*** Dataset content

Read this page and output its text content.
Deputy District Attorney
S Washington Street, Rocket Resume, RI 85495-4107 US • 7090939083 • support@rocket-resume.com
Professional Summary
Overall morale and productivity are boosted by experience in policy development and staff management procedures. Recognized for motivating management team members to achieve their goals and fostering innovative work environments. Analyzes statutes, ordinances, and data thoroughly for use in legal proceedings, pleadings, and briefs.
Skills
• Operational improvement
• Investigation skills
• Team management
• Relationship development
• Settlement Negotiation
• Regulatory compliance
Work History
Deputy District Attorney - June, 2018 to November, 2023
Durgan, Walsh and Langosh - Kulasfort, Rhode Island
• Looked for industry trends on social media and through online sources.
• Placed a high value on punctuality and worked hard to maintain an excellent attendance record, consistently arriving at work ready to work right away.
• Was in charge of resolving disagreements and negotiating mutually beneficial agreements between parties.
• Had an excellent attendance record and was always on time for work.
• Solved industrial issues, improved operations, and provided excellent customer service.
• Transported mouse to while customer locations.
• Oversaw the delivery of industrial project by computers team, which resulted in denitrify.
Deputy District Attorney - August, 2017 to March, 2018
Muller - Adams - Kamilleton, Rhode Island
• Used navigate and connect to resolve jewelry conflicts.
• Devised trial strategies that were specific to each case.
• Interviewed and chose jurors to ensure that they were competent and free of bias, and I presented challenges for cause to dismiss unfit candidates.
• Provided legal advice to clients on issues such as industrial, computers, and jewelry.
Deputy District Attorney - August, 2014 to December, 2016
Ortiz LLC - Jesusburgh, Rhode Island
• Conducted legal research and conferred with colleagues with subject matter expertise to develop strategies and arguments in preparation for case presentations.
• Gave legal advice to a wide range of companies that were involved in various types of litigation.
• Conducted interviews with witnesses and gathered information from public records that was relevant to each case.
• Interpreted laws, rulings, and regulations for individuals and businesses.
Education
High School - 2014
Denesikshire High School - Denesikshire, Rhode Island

******

▶ Set task: Return the entries above exactly, each one complete.

▶ Written solution:
Read this page and output its text content.
Deputy District Attorney
S Washington Street, Rocket Resume, RI 85495-4107 US • 7090939083 • support@rocket-resume.com
Professional Summary
Overall morale and productivity are boosted by experience in policy development and staff management procedures. Recognized for motivating management team members to achieve their goals and fostering innovative work environments. Analyzes statutes, ordinances, and data thoroughly for use in legal proceedings, pleadings, and briefs.
Skills
• Operational improvement
• Investigation skills
• Team management
• Relationship development
• Settlement Negotiation
• Regulatory compliance
Work History
Deputy District Attorney - June, 2018 to November, 2023
Durgan, Walsh and Langosh - Kulasfort, Rhode Island
• Looked for industry trends on social media and through online sources.
• Placed a high value on punctuality and worked hard to maintain an excellent attendance record, consistently arriving at work ready to work right away.
• Was in charge of resolving disagreements and negotiating mutually beneficial agreements between parties.
• Had an excellent attendance record and was always on time for work.
• Solved industrial issues, improved operations, and provided excellent customer service.
• Transported mouse to while customer locations.
• Oversaw the delivery of industrial project by computers team, which resulted in denitrify.
Deputy District Attorney - August, 2017 to March, 2018
Muller - Adams - Kamilleton, Rhode Island
• Used navigate and connect to resolve jewelry conflicts.
• Devised trial strategies that were specific to each case.
• Interviewed and chose jurors to ensure that they were competent and free of bias, and I presented challenges for cause to dismiss unfit candidates.
• Provided legal advice to clients on issues such as industrial, computers, and jewelry.
Deputy District Attorney - August, 2014 to December, 2016
Ortiz LLC - Jesusburgh, Rhode Island
• Conducted legal research and conferred with colleagues with subject matter expertise to develop strategies and arguments in preparation for case presentations.
• Gave legal advice to a wide range of companies that were involved in various types of litigation.
• Conducted interviews with witnesses and gathered information from public records that was relevant to each case.
• Interpreted laws, rulings, and regulations for individuals and businesses.
Education
High School - 2014
Denesikshire High School - Denesikshire, Rhode Island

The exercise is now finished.